# START OF PROVIDED RECORDS
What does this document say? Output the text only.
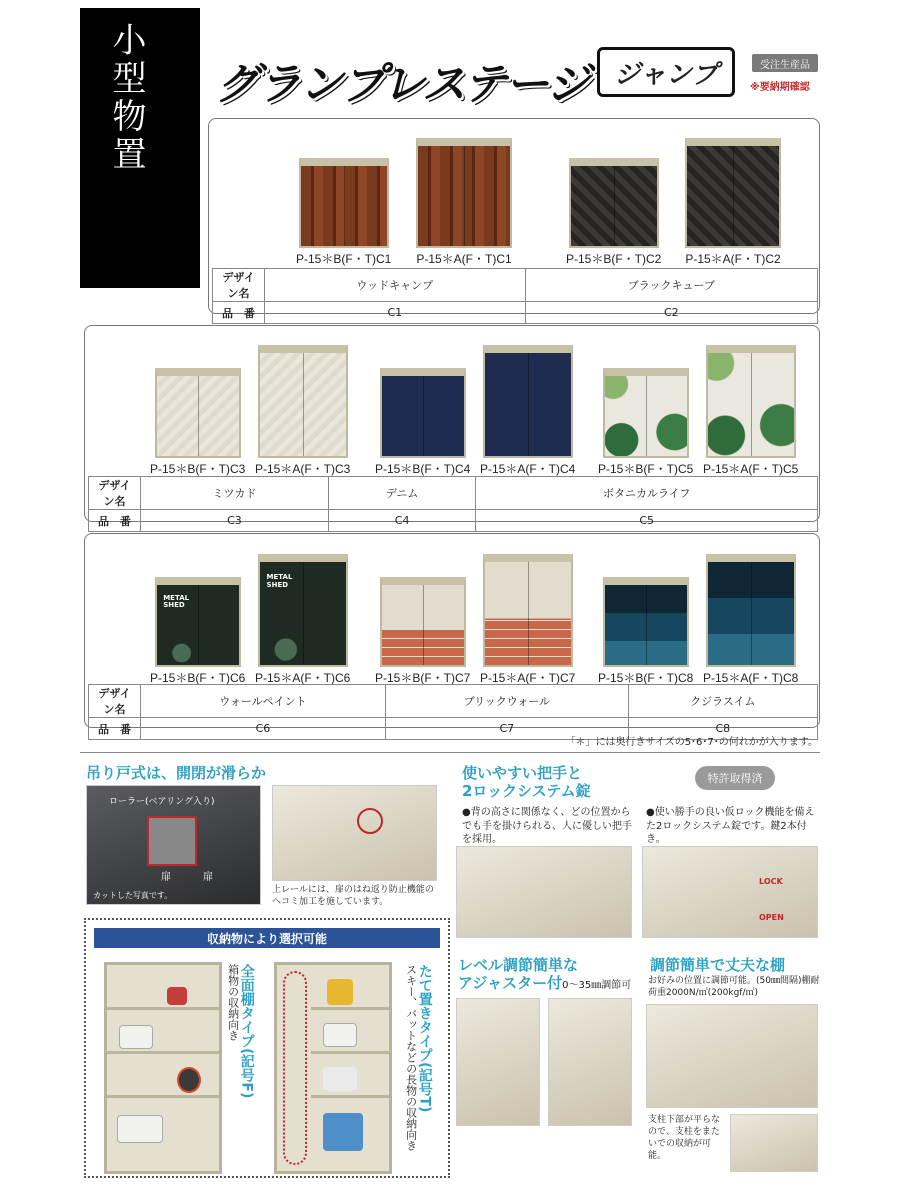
小型物置 グランプレステージ	ジャンプ	受注生産品
※要納期確認
P-15＊B(F・T)C1 P-15＊A(F・T)C1	P-15＊B(F・T)C2 P-15＊A(F・T)C2
デザイン名	ウッドキャンプ	ブラックキューブ
品　番	C1	C2
P-15＊B(F・T)C3 P-15＊A(F・T)C3 P-15＊B(F・T)C4 P-15＊A(F・T)C4 P-15＊B(F・T)C5 P-15＊A(F・T)C5
デザイン名	ミツカド	デニム	ボタニカルライフ
品　番	C3	C4	C5
METAL
SHED
P-15＊B(F・T)C6
METAL
SHED
P-15＊A(F・T)C6 P-15＊B(F・T)C7 P-15＊A(F・T)C7 P-15＊B(F・T)C8 P-15＊A(F・T)C8
デザイン名	ウォールペイント	ブリックウォール	クジラスイム
品　番	C6	C7	C8
「＊」には奥行きサイズの5･6･7･の何れかが入ります。
吊り戸式は、開閉が滑らか
ローラー(ベアリング入り)
扉	扉
カットした写真です。
上レールには、扉のはね返り防止機能のヘコミ加工を施しています。
使いやすい把手と
2ロックシステム錠
特許取得済
●背の高さに関係なく、どの位置からでも手を掛けられる、人に優しい把手を採用。
●使い勝手の良い仮ロック機能を備えた2ロックシステム錠です。鍵2本付き。
LOCK
OPEN
レベル調節簡単な
アジャスター付0～35㎜調節可
調節簡単で丈夫な棚
お好みの位置に調節可能。(50㎜間隔)棚耐荷重2000N/㎡(200kgf/㎡)
支柱下部が平らなので、支柱をまたいでの収納が可能。
収納物により選択可能
全面棚タイプ(記号F)
箱物の収納向き	たて置きタイプ(記号T)
スキー、バットなどの長物の収納向き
# END OF PROVIDED RECORDS
• REQUIREMENT:
Transcribe every line in the entries above, taking out only the images.

• SOLVED PROBLEM:
What does this document say? Output the text only.
小型物置 グランプレステージ	ジャンプ	受注生産品
※要納期確認
P-15＊B(F・T)C1 P-15＊A(F・T)C1	P-15＊B(F・T)C2 P-15＊A(F・T)C2
デザイン名	ウッドキャンプ	ブラックキューブ
品　番	C1	C2
P-15＊B(F・T)C3 P-15＊A(F・T)C3 P-15＊B(F・T)C4 P-15＊A(F・T)C4 P-15＊B(F・T)C5 P-15＊A(F・T)C5
デザイン名	ミツカド	デニム	ボタニカルライフ
品　番	C3	C4	C5
METAL
SHED
P-15＊B(F・T)C6
METAL
SHED
P-15＊A(F・T)C6 P-15＊B(F・T)C7 P-15＊A(F・T)C7 P-15＊B(F・T)C8 P-15＊A(F・T)C8
デザイン名	ウォールペイント	ブリックウォール	クジラスイム
品　番	C6	C7	C8
「＊」には奥行きサイズの5･6･7･の何れかが入ります。
吊り戸式は、開閉が滑らか
ローラー(ベアリング入り)
扉	扉
カットした写真です。
上レールには、扉のはね返り防止機能のヘコミ加工を施しています。
使いやすい把手と
2ロックシステム錠
特許取得済
●背の高さに関係なく、どの位置からでも手を掛けられる、人に優しい把手を採用。
●使い勝手の良い仮ロック機能を備えた2ロックシステム錠です。鍵2本付き。
LOCK
OPEN
レベル調節簡単な
アジャスター付0～35㎜調節可
調節簡単で丈夫な棚
お好みの位置に調節可能。(50㎜間隔)棚耐荷重2000N/㎡(200kgf/㎡)
支柱下部が平らなので、支柱をまたいでの収納が可能。
収納物により選択可能
全面棚タイプ(記号F)
箱物の収納向き	たて置きタイプ(記号T)
スキー、バットなどの長物の収納向き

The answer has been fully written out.